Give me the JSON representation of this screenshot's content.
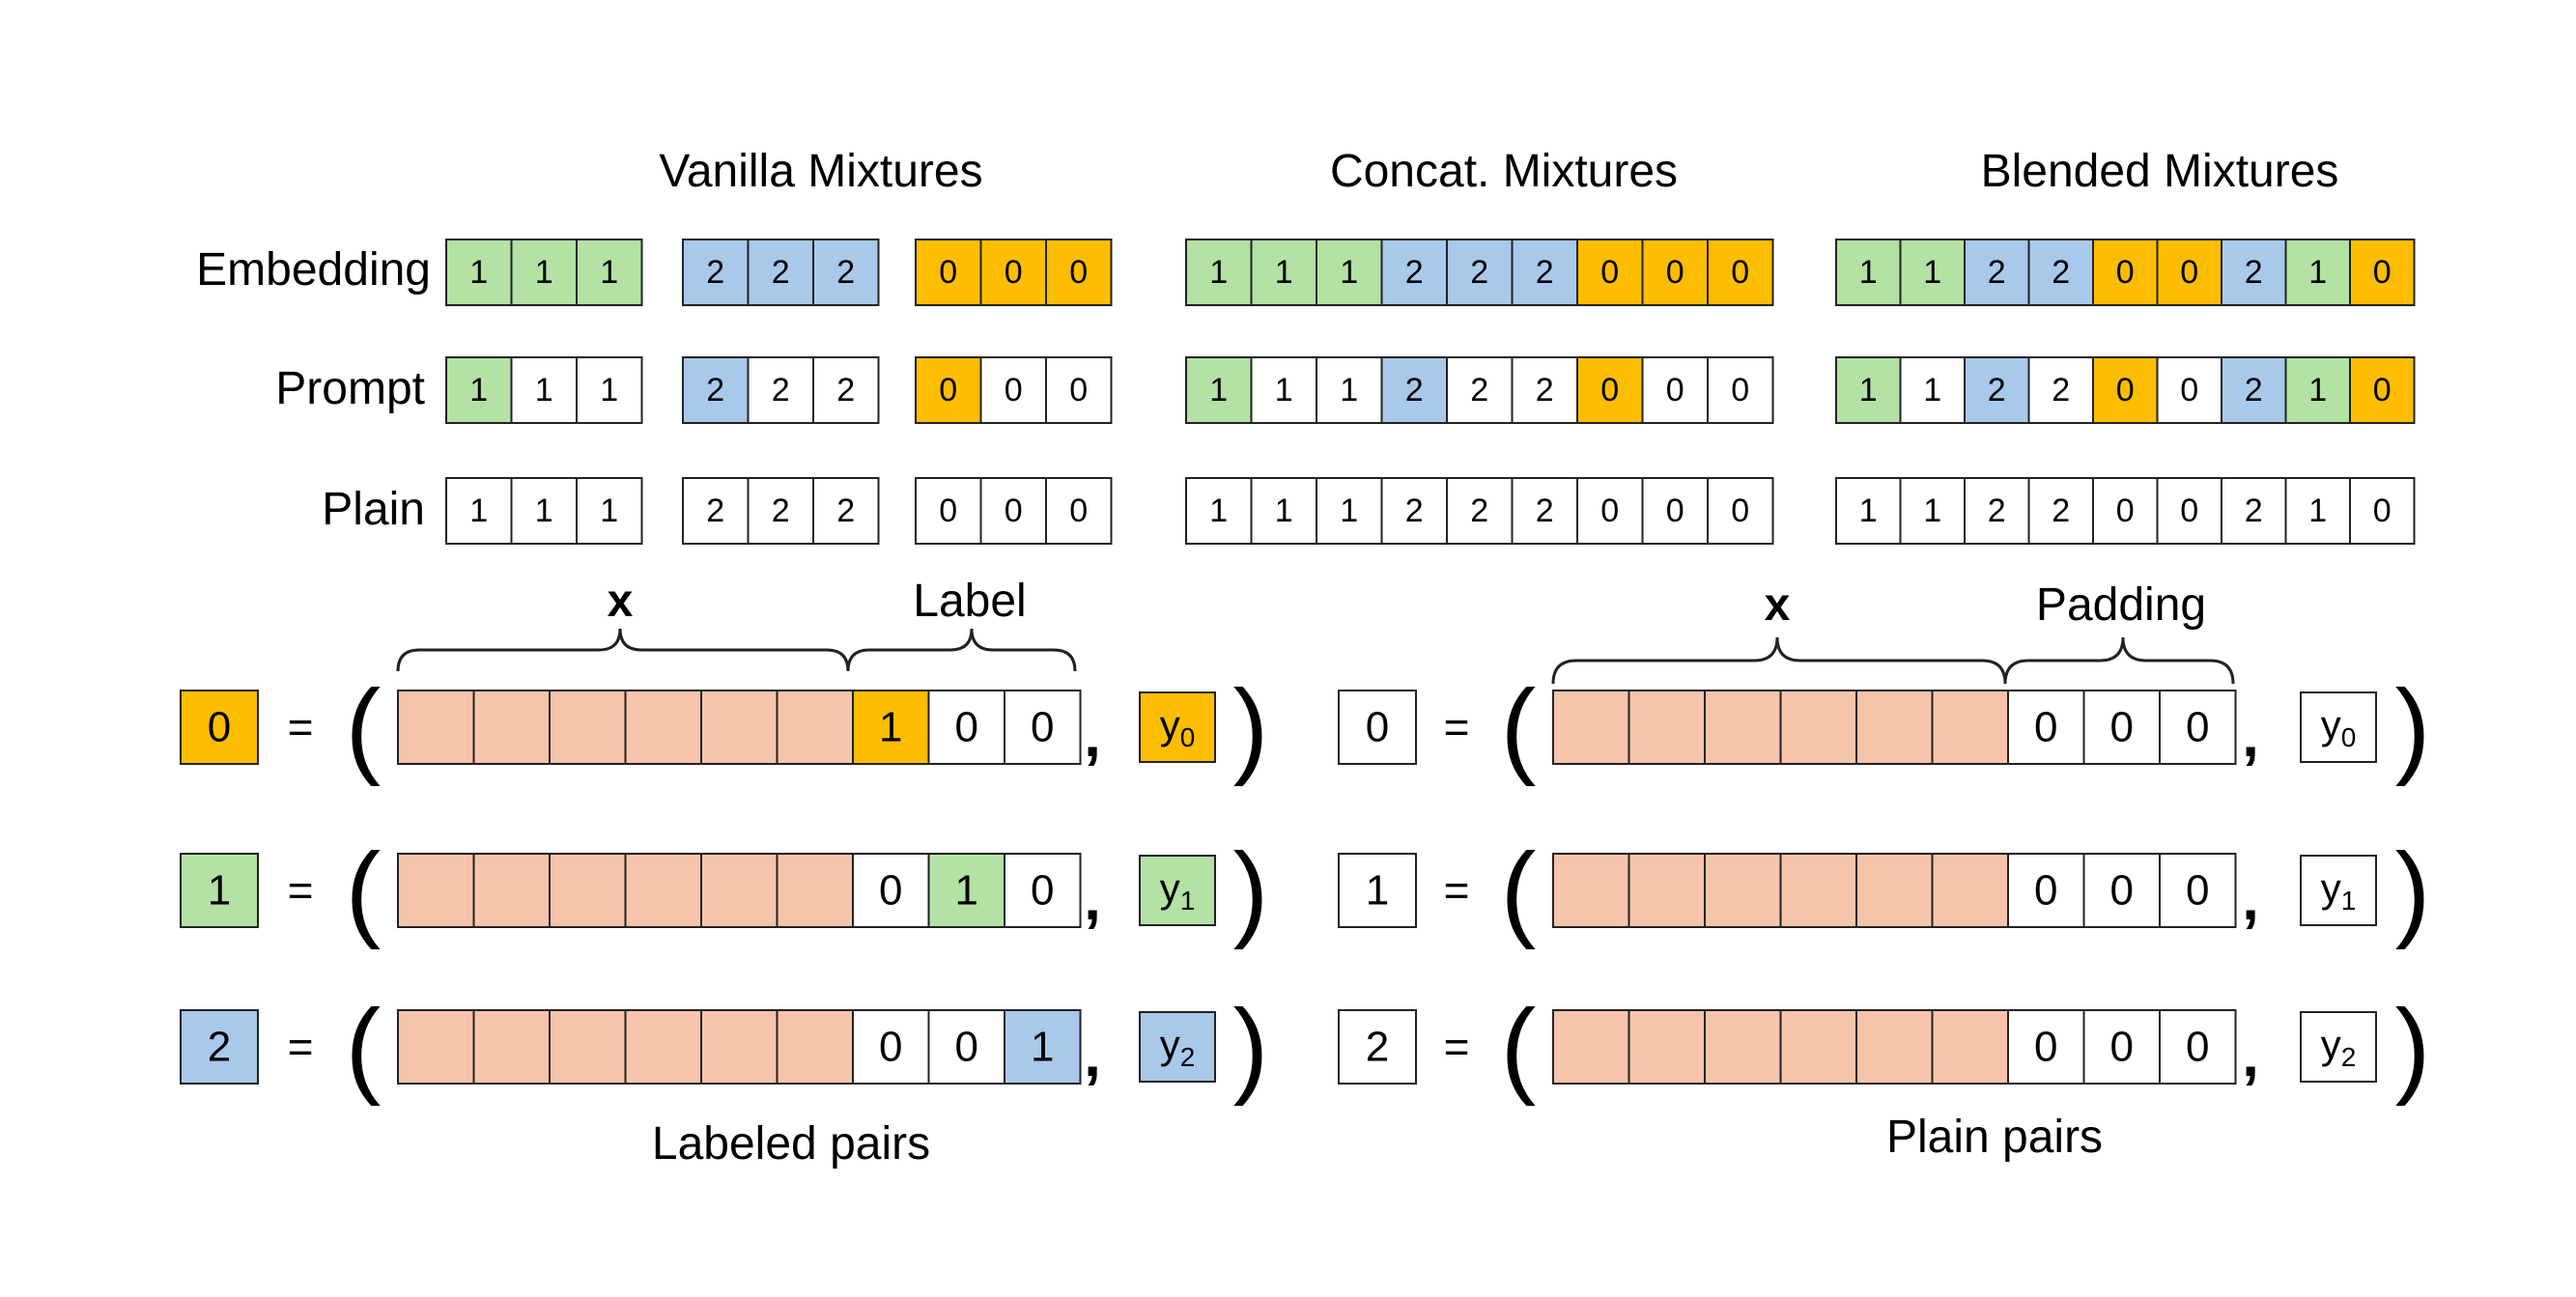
{
  "colors": {
    "green": "#b3e2a4",
    "blue": "#a9c9ea",
    "orange": "#fdbd00",
    "salmon": "#f5c4aa",
    "white": "#ffffff",
    "stroke": "#222222"
  },
  "headers": {
    "vanilla": "Vanilla Mixtures",
    "concat": "Concat. Mixtures",
    "blended": "Blended Mixtures"
  },
  "row_labels": {
    "embedding": "Embedding",
    "prompt": "Prompt",
    "plain": "Plain"
  },
  "mixtures": {
    "vanilla": {
      "embedding": [
        [
          {
            "v": "1",
            "c": "green"
          },
          {
            "v": "1",
            "c": "green"
          },
          {
            "v": "1",
            "c": "green"
          }
        ],
        [
          {
            "v": "2",
            "c": "blue"
          },
          {
            "v": "2",
            "c": "blue"
          },
          {
            "v": "2",
            "c": "blue"
          }
        ],
        [
          {
            "v": "0",
            "c": "orange"
          },
          {
            "v": "0",
            "c": "orange"
          },
          {
            "v": "0",
            "c": "orange"
          }
        ]
      ],
      "prompt": [
        [
          {
            "v": "1",
            "c": "green"
          },
          {
            "v": "1",
            "c": "white"
          },
          {
            "v": "1",
            "c": "white"
          }
        ],
        [
          {
            "v": "2",
            "c": "blue"
          },
          {
            "v": "2",
            "c": "white"
          },
          {
            "v": "2",
            "c": "white"
          }
        ],
        [
          {
            "v": "0",
            "c": "orange"
          },
          {
            "v": "0",
            "c": "white"
          },
          {
            "v": "0",
            "c": "white"
          }
        ]
      ],
      "plain": [
        [
          {
            "v": "1",
            "c": "white"
          },
          {
            "v": "1",
            "c": "white"
          },
          {
            "v": "1",
            "c": "white"
          }
        ],
        [
          {
            "v": "2",
            "c": "white"
          },
          {
            "v": "2",
            "c": "white"
          },
          {
            "v": "2",
            "c": "white"
          }
        ],
        [
          {
            "v": "0",
            "c": "white"
          },
          {
            "v": "0",
            "c": "white"
          },
          {
            "v": "0",
            "c": "white"
          }
        ]
      ]
    },
    "concat": {
      "embedding": [
        {
          "v": "1",
          "c": "green"
        },
        {
          "v": "1",
          "c": "green"
        },
        {
          "v": "1",
          "c": "green"
        },
        {
          "v": "2",
          "c": "blue"
        },
        {
          "v": "2",
          "c": "blue"
        },
        {
          "v": "2",
          "c": "blue"
        },
        {
          "v": "0",
          "c": "orange"
        },
        {
          "v": "0",
          "c": "orange"
        },
        {
          "v": "0",
          "c": "orange"
        }
      ],
      "prompt": [
        {
          "v": "1",
          "c": "green"
        },
        {
          "v": "1",
          "c": "white"
        },
        {
          "v": "1",
          "c": "white"
        },
        {
          "v": "2",
          "c": "blue"
        },
        {
          "v": "2",
          "c": "white"
        },
        {
          "v": "2",
          "c": "white"
        },
        {
          "v": "0",
          "c": "orange"
        },
        {
          "v": "0",
          "c": "white"
        },
        {
          "v": "0",
          "c": "white"
        }
      ],
      "plain": [
        {
          "v": "1",
          "c": "white"
        },
        {
          "v": "1",
          "c": "white"
        },
        {
          "v": "1",
          "c": "white"
        },
        {
          "v": "2",
          "c": "white"
        },
        {
          "v": "2",
          "c": "white"
        },
        {
          "v": "2",
          "c": "white"
        },
        {
          "v": "0",
          "c": "white"
        },
        {
          "v": "0",
          "c": "white"
        },
        {
          "v": "0",
          "c": "white"
        }
      ]
    },
    "blended": {
      "embedding": [
        {
          "v": "1",
          "c": "green"
        },
        {
          "v": "1",
          "c": "green"
        },
        {
          "v": "2",
          "c": "blue"
        },
        {
          "v": "2",
          "c": "blue"
        },
        {
          "v": "0",
          "c": "orange"
        },
        {
          "v": "0",
          "c": "orange"
        },
        {
          "v": "2",
          "c": "blue"
        },
        {
          "v": "1",
          "c": "green"
        },
        {
          "v": "0",
          "c": "orange"
        }
      ],
      "prompt": [
        {
          "v": "1",
          "c": "green"
        },
        {
          "v": "1",
          "c": "white"
        },
        {
          "v": "2",
          "c": "blue"
        },
        {
          "v": "2",
          "c": "white"
        },
        {
          "v": "0",
          "c": "orange"
        },
        {
          "v": "0",
          "c": "white"
        },
        {
          "v": "2",
          "c": "blue"
        },
        {
          "v": "1",
          "c": "green"
        },
        {
          "v": "0",
          "c": "orange"
        }
      ],
      "plain": [
        {
          "v": "1",
          "c": "white"
        },
        {
          "v": "1",
          "c": "white"
        },
        {
          "v": "2",
          "c": "white"
        },
        {
          "v": "2",
          "c": "white"
        },
        {
          "v": "0",
          "c": "white"
        },
        {
          "v": "0",
          "c": "white"
        },
        {
          "v": "2",
          "c": "white"
        },
        {
          "v": "1",
          "c": "white"
        },
        {
          "v": "0",
          "c": "white"
        }
      ]
    }
  },
  "labeled_pairs": {
    "caption": "Labeled pairs",
    "brace_x": "x",
    "brace_label": "Label",
    "rows": [
      {
        "key": "0",
        "key_color": "orange",
        "label": [
          {
            "v": "1",
            "c": "orange"
          },
          {
            "v": "0",
            "c": "white"
          },
          {
            "v": "0",
            "c": "white"
          }
        ],
        "y_base": "y",
        "y_sub": "0",
        "y_color": "orange"
      },
      {
        "key": "1",
        "key_color": "green",
        "label": [
          {
            "v": "0",
            "c": "white"
          },
          {
            "v": "1",
            "c": "green"
          },
          {
            "v": "0",
            "c": "white"
          }
        ],
        "y_base": "y",
        "y_sub": "1",
        "y_color": "green"
      },
      {
        "key": "2",
        "key_color": "blue",
        "label": [
          {
            "v": "0",
            "c": "white"
          },
          {
            "v": "0",
            "c": "white"
          },
          {
            "v": "1",
            "c": "blue"
          }
        ],
        "y_base": "y",
        "y_sub": "2",
        "y_color": "blue"
      }
    ]
  },
  "plain_pairs": {
    "caption": "Plain pairs",
    "brace_x": "x",
    "brace_label": "Padding",
    "rows": [
      {
        "key": "0",
        "key_color": "white",
        "label": [
          {
            "v": "0",
            "c": "white"
          },
          {
            "v": "0",
            "c": "white"
          },
          {
            "v": "0",
            "c": "white"
          }
        ],
        "y_base": "y",
        "y_sub": "0",
        "y_color": "white"
      },
      {
        "key": "1",
        "key_color": "white",
        "label": [
          {
            "v": "0",
            "c": "white"
          },
          {
            "v": "0",
            "c": "white"
          },
          {
            "v": "0",
            "c": "white"
          }
        ],
        "y_base": "y",
        "y_sub": "1",
        "y_color": "white"
      },
      {
        "key": "2",
        "key_color": "white",
        "label": [
          {
            "v": "0",
            "c": "white"
          },
          {
            "v": "0",
            "c": "white"
          },
          {
            "v": "0",
            "c": "white"
          }
        ],
        "y_base": "y",
        "y_sub": "2",
        "y_color": "white"
      }
    ]
  },
  "symbols": {
    "equals": "=",
    "open_paren": "(",
    "close_paren": ")",
    "comma": ","
  }
}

EXERCISE GOAL -
The listing above needs to be output again exactly. Don't include the pictures.

OUTPUT FOR THIS EXERCISE -
Give me the JSON representation of this screenshot's content.
{
  "colors": {
    "green": "#b3e2a4",
    "blue": "#a9c9ea",
    "orange": "#fdbd00",
    "salmon": "#f5c4aa",
    "white": "#ffffff",
    "stroke": "#222222"
  },
  "headers": {
    "vanilla": "Vanilla Mixtures",
    "concat": "Concat. Mixtures",
    "blended": "Blended Mixtures"
  },
  "row_labels": {
    "embedding": "Embedding",
    "prompt": "Prompt",
    "plain": "Plain"
  },
  "mixtures": {
    "vanilla": {
      "embedding": [
        [
          {
            "v": "1",
            "c": "green"
          },
          {
            "v": "1",
            "c": "green"
          },
          {
            "v": "1",
            "c": "green"
          }
        ],
        [
          {
            "v": "2",
            "c": "blue"
          },
          {
            "v": "2",
            "c": "blue"
          },
          {
            "v": "2",
            "c": "blue"
          }
        ],
        [
          {
            "v": "0",
            "c": "orange"
          },
          {
            "v": "0",
            "c": "orange"
          },
          {
            "v": "0",
            "c": "orange"
          }
        ]
      ],
      "prompt": [
        [
          {
            "v": "1",
            "c": "green"
          },
          {
            "v": "1",
            "c": "white"
          },
          {
            "v": "1",
            "c": "white"
          }
        ],
        [
          {
            "v": "2",
            "c": "blue"
          },
          {
            "v": "2",
            "c": "white"
          },
          {
            "v": "2",
            "c": "white"
          }
        ],
        [
          {
            "v": "0",
            "c": "orange"
          },
          {
            "v": "0",
            "c": "white"
          },
          {
            "v": "0",
            "c": "white"
          }
        ]
      ],
      "plain": [
        [
          {
            "v": "1",
            "c": "white"
          },
          {
            "v": "1",
            "c": "white"
          },
          {
            "v": "1",
            "c": "white"
          }
        ],
        [
          {
            "v": "2",
            "c": "white"
          },
          {
            "v": "2",
            "c": "white"
          },
          {
            "v": "2",
            "c": "white"
          }
        ],
        [
          {
            "v": "0",
            "c": "white"
          },
          {
            "v": "0",
            "c": "white"
          },
          {
            "v": "0",
            "c": "white"
          }
        ]
      ]
    },
    "concat": {
      "embedding": [
        {
          "v": "1",
          "c": "green"
        },
        {
          "v": "1",
          "c": "green"
        },
        {
          "v": "1",
          "c": "green"
        },
        {
          "v": "2",
          "c": "blue"
        },
        {
          "v": "2",
          "c": "blue"
        },
        {
          "v": "2",
          "c": "blue"
        },
        {
          "v": "0",
          "c": "orange"
        },
        {
          "v": "0",
          "c": "orange"
        },
        {
          "v": "0",
          "c": "orange"
        }
      ],
      "prompt": [
        {
          "v": "1",
          "c": "green"
        },
        {
          "v": "1",
          "c": "white"
        },
        {
          "v": "1",
          "c": "white"
        },
        {
          "v": "2",
          "c": "blue"
        },
        {
          "v": "2",
          "c": "white"
        },
        {
          "v": "2",
          "c": "white"
        },
        {
          "v": "0",
          "c": "orange"
        },
        {
          "v": "0",
          "c": "white"
        },
        {
          "v": "0",
          "c": "white"
        }
      ],
      "plain": [
        {
          "v": "1",
          "c": "white"
        },
        {
          "v": "1",
          "c": "white"
        },
        {
          "v": "1",
          "c": "white"
        },
        {
          "v": "2",
          "c": "white"
        },
        {
          "v": "2",
          "c": "white"
        },
        {
          "v": "2",
          "c": "white"
        },
        {
          "v": "0",
          "c": "white"
        },
        {
          "v": "0",
          "c": "white"
        },
        {
          "v": "0",
          "c": "white"
        }
      ]
    },
    "blended": {
      "embedding": [
        {
          "v": "1",
          "c": "green"
        },
        {
          "v": "1",
          "c": "green"
        },
        {
          "v": "2",
          "c": "blue"
        },
        {
          "v": "2",
          "c": "blue"
        },
        {
          "v": "0",
          "c": "orange"
        },
        {
          "v": "0",
          "c": "orange"
        },
        {
          "v": "2",
          "c": "blue"
        },
        {
          "v": "1",
          "c": "green"
        },
        {
          "v": "0",
          "c": "orange"
        }
      ],
      "prompt": [
        {
          "v": "1",
          "c": "green"
        },
        {
          "v": "1",
          "c": "white"
        },
        {
          "v": "2",
          "c": "blue"
        },
        {
          "v": "2",
          "c": "white"
        },
        {
          "v": "0",
          "c": "orange"
        },
        {
          "v": "0",
          "c": "white"
        },
        {
          "v": "2",
          "c": "blue"
        },
        {
          "v": "1",
          "c": "green"
        },
        {
          "v": "0",
          "c": "orange"
        }
      ],
      "plain": [
        {
          "v": "1",
          "c": "white"
        },
        {
          "v": "1",
          "c": "white"
        },
        {
          "v": "2",
          "c": "white"
        },
        {
          "v": "2",
          "c": "white"
        },
        {
          "v": "0",
          "c": "white"
        },
        {
          "v": "0",
          "c": "white"
        },
        {
          "v": "2",
          "c": "white"
        },
        {
          "v": "1",
          "c": "white"
        },
        {
          "v": "0",
          "c": "white"
        }
      ]
    }
  },
  "labeled_pairs": {
    "caption": "Labeled pairs",
    "brace_x": "x",
    "brace_label": "Label",
    "rows": [
      {
        "key": "0",
        "key_color": "orange",
        "label": [
          {
            "v": "1",
            "c": "orange"
          },
          {
            "v": "0",
            "c": "white"
          },
          {
            "v": "0",
            "c": "white"
          }
        ],
        "y_base": "y",
        "y_sub": "0",
        "y_color": "orange"
      },
      {
        "key": "1",
        "key_color": "green",
        "label": [
          {
            "v": "0",
            "c": "white"
          },
          {
            "v": "1",
            "c": "green"
          },
          {
            "v": "0",
            "c": "white"
          }
        ],
        "y_base": "y",
        "y_sub": "1",
        "y_color": "green"
      },
      {
        "key": "2",
        "key_color": "blue",
        "label": [
          {
            "v": "0",
            "c": "white"
          },
          {
            "v": "0",
            "c": "white"
          },
          {
            "v": "1",
            "c": "blue"
          }
        ],
        "y_base": "y",
        "y_sub": "2",
        "y_color": "blue"
      }
    ]
  },
  "plain_pairs": {
    "caption": "Plain pairs",
    "brace_x": "x",
    "brace_label": "Padding",
    "rows": [
      {
        "key": "0",
        "key_color": "white",
        "label": [
          {
            "v": "0",
            "c": "white"
          },
          {
            "v": "0",
            "c": "white"
          },
          {
            "v": "0",
            "c": "white"
          }
        ],
        "y_base": "y",
        "y_sub": "0",
        "y_color": "white"
      },
      {
        "key": "1",
        "key_color": "white",
        "label": [
          {
            "v": "0",
            "c": "white"
          },
          {
            "v": "0",
            "c": "white"
          },
          {
            "v": "0",
            "c": "white"
          }
        ],
        "y_base": "y",
        "y_sub": "1",
        "y_color": "white"
      },
      {
        "key": "2",
        "key_color": "white",
        "label": [
          {
            "v": "0",
            "c": "white"
          },
          {
            "v": "0",
            "c": "white"
          },
          {
            "v": "0",
            "c": "white"
          }
        ],
        "y_base": "y",
        "y_sub": "2",
        "y_color": "white"
      }
    ]
  },
  "symbols": {
    "equals": "=",
    "open_paren": "(",
    "close_paren": ")",
    "comma": ","
  }
}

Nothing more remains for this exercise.